Can you recast every line of the listing below as a Markdown table with the columns "Row" and "Line", numbering the rows and leaving out blank lines?

======

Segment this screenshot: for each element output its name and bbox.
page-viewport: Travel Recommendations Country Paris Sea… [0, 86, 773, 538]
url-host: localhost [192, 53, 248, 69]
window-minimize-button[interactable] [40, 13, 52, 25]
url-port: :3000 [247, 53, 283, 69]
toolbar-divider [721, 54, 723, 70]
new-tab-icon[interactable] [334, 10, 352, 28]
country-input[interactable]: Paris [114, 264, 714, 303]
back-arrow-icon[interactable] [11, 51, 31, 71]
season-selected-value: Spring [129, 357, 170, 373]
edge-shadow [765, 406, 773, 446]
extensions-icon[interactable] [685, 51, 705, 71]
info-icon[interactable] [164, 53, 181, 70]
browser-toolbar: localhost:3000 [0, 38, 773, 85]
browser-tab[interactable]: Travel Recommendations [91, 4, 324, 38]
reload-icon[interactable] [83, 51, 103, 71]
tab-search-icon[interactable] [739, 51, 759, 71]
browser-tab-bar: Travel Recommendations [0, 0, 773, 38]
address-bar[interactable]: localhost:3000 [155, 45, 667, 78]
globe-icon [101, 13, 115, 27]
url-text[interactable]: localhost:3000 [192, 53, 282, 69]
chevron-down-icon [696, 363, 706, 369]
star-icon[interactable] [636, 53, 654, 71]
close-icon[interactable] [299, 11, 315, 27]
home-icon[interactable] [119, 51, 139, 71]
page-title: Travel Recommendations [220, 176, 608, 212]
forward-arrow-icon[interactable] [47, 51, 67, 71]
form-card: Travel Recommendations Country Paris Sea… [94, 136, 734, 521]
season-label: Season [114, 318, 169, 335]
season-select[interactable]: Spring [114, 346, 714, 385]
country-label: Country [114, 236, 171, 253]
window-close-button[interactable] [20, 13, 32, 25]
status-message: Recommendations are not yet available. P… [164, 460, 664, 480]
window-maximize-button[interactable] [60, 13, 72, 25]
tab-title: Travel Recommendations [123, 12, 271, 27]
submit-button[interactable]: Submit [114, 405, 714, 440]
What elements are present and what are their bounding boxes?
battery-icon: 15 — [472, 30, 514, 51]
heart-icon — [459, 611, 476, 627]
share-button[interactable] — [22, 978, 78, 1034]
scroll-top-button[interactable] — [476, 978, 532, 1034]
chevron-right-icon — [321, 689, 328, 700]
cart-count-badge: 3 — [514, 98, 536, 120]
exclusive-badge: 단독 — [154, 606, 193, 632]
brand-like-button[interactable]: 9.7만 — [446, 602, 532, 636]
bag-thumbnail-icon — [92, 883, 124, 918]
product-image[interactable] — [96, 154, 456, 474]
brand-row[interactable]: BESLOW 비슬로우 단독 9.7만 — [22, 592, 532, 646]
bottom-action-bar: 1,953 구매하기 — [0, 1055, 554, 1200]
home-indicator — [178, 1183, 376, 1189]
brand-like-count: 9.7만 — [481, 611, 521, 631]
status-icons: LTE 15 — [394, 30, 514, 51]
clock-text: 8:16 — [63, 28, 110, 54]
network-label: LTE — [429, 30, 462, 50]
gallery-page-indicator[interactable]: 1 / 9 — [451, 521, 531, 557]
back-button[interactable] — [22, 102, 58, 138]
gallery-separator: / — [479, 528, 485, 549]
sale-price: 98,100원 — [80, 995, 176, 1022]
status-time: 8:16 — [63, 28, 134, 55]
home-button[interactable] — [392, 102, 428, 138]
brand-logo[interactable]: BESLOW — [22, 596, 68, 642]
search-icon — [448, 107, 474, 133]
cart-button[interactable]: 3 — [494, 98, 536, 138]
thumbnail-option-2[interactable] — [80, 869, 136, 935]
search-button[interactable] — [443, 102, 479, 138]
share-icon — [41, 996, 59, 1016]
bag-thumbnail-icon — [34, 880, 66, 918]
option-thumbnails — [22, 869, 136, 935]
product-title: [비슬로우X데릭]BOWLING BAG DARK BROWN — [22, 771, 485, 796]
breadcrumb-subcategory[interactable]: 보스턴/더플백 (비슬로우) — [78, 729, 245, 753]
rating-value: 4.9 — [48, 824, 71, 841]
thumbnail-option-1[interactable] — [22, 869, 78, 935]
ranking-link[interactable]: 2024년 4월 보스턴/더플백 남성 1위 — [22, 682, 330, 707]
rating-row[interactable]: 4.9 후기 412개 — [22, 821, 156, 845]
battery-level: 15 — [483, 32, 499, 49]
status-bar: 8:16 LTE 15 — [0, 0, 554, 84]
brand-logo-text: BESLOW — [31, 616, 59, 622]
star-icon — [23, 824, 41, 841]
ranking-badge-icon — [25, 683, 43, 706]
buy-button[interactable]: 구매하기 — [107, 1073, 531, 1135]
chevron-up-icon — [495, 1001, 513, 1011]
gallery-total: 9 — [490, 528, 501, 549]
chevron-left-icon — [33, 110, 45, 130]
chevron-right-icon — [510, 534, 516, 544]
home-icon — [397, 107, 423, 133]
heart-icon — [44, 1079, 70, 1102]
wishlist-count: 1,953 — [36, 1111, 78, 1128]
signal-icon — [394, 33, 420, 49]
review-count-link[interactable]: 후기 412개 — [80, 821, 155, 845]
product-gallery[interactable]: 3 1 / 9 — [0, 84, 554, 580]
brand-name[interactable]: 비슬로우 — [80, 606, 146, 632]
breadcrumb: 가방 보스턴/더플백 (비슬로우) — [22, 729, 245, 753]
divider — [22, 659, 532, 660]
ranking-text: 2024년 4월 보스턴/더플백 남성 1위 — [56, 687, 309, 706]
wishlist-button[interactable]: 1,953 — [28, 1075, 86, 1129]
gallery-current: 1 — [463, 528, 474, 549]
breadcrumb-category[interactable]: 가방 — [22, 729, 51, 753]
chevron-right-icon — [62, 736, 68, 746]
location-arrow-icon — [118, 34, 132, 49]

======

* [ANSWER TO THE PROBLEM]
| Row | Line |
|---|---|
| 1 | Segment this screenshot: for each element output its name and bbox. |
| 2 | page-viewport: Travel Recommendations Country Paris Sea… [0, 86, 773, 538] |
| 3 | url-host: localhost [192, 53, 248, 69] |
| 4 | window-minimize-button[interactable] [40, 13, 52, 25] |
| 5 | url-port: :3000 [247, 53, 283, 69] |
| 6 | toolbar-divider [721, 54, 723, 70] |
| 7 | new-tab-icon[interactable] [334, 10, 352, 28] |
| 8 | country-input[interactable]: Paris [114, 264, 714, 303] |
| 9 | back-arrow-icon[interactable] [11, 51, 31, 71] |
| 10 | season-selected-value: Spring [129, 357, 170, 373] |
| 11 | edge-shadow [765, 406, 773, 446] |
| 12 | extensions-icon[interactable] [685, 51, 705, 71] |
| 13 | info-icon[interactable] [164, 53, 181, 70] |
| 14 | browser-toolbar: localhost:3000 [0, 38, 773, 85] |
| 15 | browser-tab[interactable]: Travel Recommendations [91, 4, 324, 38] |
| 16 | reload-icon[interactable] [83, 51, 103, 71] |
| 17 | tab-search-icon[interactable] [739, 51, 759, 71] |
| 18 | browser-tab-bar: Travel Recommendations [0, 0, 773, 38] |
| 19 | address-bar[interactable]: localhost:3000 [155, 45, 667, 78] |
| 20 | globe-icon [101, 13, 115, 27] |
| 21 | url-text[interactable]: localhost:3000 [192, 53, 282, 69] |
| 22 | chevron-down-icon [696, 363, 706, 369] |
| 23 | star-icon[interactable] [636, 53, 654, 71] |
| 24 | close-icon[interactable] [299, 11, 315, 27] |
| 25 | home-icon[interactable] [119, 51, 139, 71] |
| 26 | page-title: Travel Recommendations [220, 176, 608, 212] |
| 27 | forward-arrow-icon[interactable] [47, 51, 67, 71] |
| 28 | form-card: Travel Recommendations Country Paris Sea… [94, 136, 734, 521] |
| 29 | season-label: Season [114, 318, 169, 335] |
| 30 | season-select[interactable]: Spring [114, 346, 714, 385] |
| 31 | country-label: Country [114, 236, 171, 253] |
| 32 | window-close-button[interactable] [20, 13, 32, 25] |
| 33 | status-message: Recommendations are not yet available. P… [164, 460, 664, 480] |
| 34 | window-maximize-button[interactable] [60, 13, 72, 25] |
| 35 | tab-title: Travel Recommendations [123, 12, 271, 27] |
| 36 | submit-button[interactable]: Submit [114, 405, 714, 440] |
| 37 | What elements are present and what are their bounding boxes? |
| 38 | battery-icon: 15 — [472, 30, 514, 51] |
| 39 | heart-icon — [459, 611, 476, 627] |
| 40 | share-button[interactable] — [22, 978, 78, 1034] |
| 41 | scroll-top-button[interactable] — [476, 978, 532, 1034] |
| 42 | chevron-right-icon — [321, 689, 328, 700] |
| 43 | cart-count-badge: 3 — [514, 98, 536, 120] |
| 44 | exclusive-badge: 단독 — [154, 606, 193, 632] |
| 45 | brand-like-button[interactable]: 9.7만 — [446, 602, 532, 636] |
| 46 | bag-thumbnail-icon — [92, 883, 124, 918] |
| 47 | product-image[interactable] — [96, 154, 456, 474] |
| 48 | brand-row[interactable]: BESLOW 비슬로우 단독 9.7만 — [22, 592, 532, 646] |
| 49 | bottom-action-bar: 1,953 구매하기 — [0, 1055, 554, 1200] |
| 50 | home-indicator — [178, 1183, 376, 1189] |
| 51 | brand-like-count: 9.7만 — [481, 611, 521, 631] |
| 52 | status-icons: LTE 15 — [394, 30, 514, 51] |
| 53 | clock-text: 8:16 — [63, 28, 110, 54] |
| 54 | network-label: LTE — [429, 30, 462, 50] |
| 55 | gallery-page-indicator[interactable]: 1 / 9 — [451, 521, 531, 557] |
| 56 | back-button[interactable] — [22, 102, 58, 138] |
| 57 | gallery-separator: / — [479, 528, 485, 549] |
| 58 | sale-price: 98,100원 — [80, 995, 176, 1022] |
| 59 | status-time: 8:16 — [63, 28, 134, 55] |
| 60 | home-button[interactable] — [392, 102, 428, 138] |
| 61 | brand-logo[interactable]: BESLOW — [22, 596, 68, 642] |
| 62 | search-icon — [448, 107, 474, 133] |
| 63 | cart-button[interactable]: 3 — [494, 98, 536, 138] |
| 64 | thumbnail-option-2[interactable] — [80, 869, 136, 935] |
| 65 | search-button[interactable] — [443, 102, 479, 138] |
| 66 | share-icon — [41, 996, 59, 1016] |
| 67 | bag-thumbnail-icon — [34, 880, 66, 918] |
| 68 | option-thumbnails — [22, 869, 136, 935] |
| 69 | product-title: [비슬로우X데릭]BOWLING BAG DARK BROWN — [22, 771, 485, 796] |
| 70 | breadcrumb-subcategory[interactable]: 보스턴/더플백 (비슬로우) — [78, 729, 245, 753] |
| 71 | rating-value: 4.9 — [48, 824, 71, 841] |
| 72 | thumbnail-option-1[interactable] — [22, 869, 78, 935] |
| 73 | ranking-link[interactable]: 2024년 4월 보스턴/더플백 남성 1위 — [22, 682, 330, 707] |
| 74 | rating-row[interactable]: 4.9 후기 412개 — [22, 821, 156, 845] |
| 75 | battery-level: 15 — [483, 32, 499, 49] |
| 76 | status-bar: 8:16 LTE 15 — [0, 0, 554, 84] |
| 77 | brand-logo-text: BESLOW — [31, 616, 59, 622] |
| 78 | star-icon — [23, 824, 41, 841] |
| 79 | ranking-badge-icon — [25, 683, 43, 706] |
| 80 | buy-button[interactable]: 구매하기 — [107, 1073, 531, 1135] |
| 81 | chevron-up-icon — [495, 1001, 513, 1011] |
| 82 | gallery-total: 9 — [490, 528, 501, 549] |
| 83 | chevron-left-icon — [33, 110, 45, 130] |
| 84 | chevron-right-icon — [510, 534, 516, 544] |
| 85 | home-icon — [397, 107, 423, 133] |
| 86 | heart-icon — [44, 1079, 70, 1102] |
| 87 | wishlist-count: 1,953 — [36, 1111, 78, 1128] |
| 88 | signal-icon — [394, 33, 420, 49] |
| 89 | review-count-link[interactable]: 후기 412개 — [80, 821, 155, 845] |
| 90 | product-gallery[interactable]: 3 1 / 9 — [0, 84, 554, 580] |
| 91 | brand-name[interactable]: 비슬로우 — [80, 606, 146, 632] |
| 92 | breadcrumb: 가방 보스턴/더플백 (비슬로우) — [22, 729, 245, 753] |
| 93 | divider — [22, 659, 532, 660] |
| 94 | ranking-text: 2024년 4월 보스턴/더플백 남성 1위 — [56, 687, 309, 706] |
| 95 | wishlist-button[interactable]: 1,953 — [28, 1075, 86, 1129] |
| 96 | gallery-current: 1 — [463, 528, 474, 549] |
| 97 | breadcrumb-category[interactable]: 가방 — [22, 729, 51, 753] |
| 98 | chevron-right-icon — [62, 736, 68, 746] |
| 99 | location-arrow-icon — [118, 34, 132, 49] |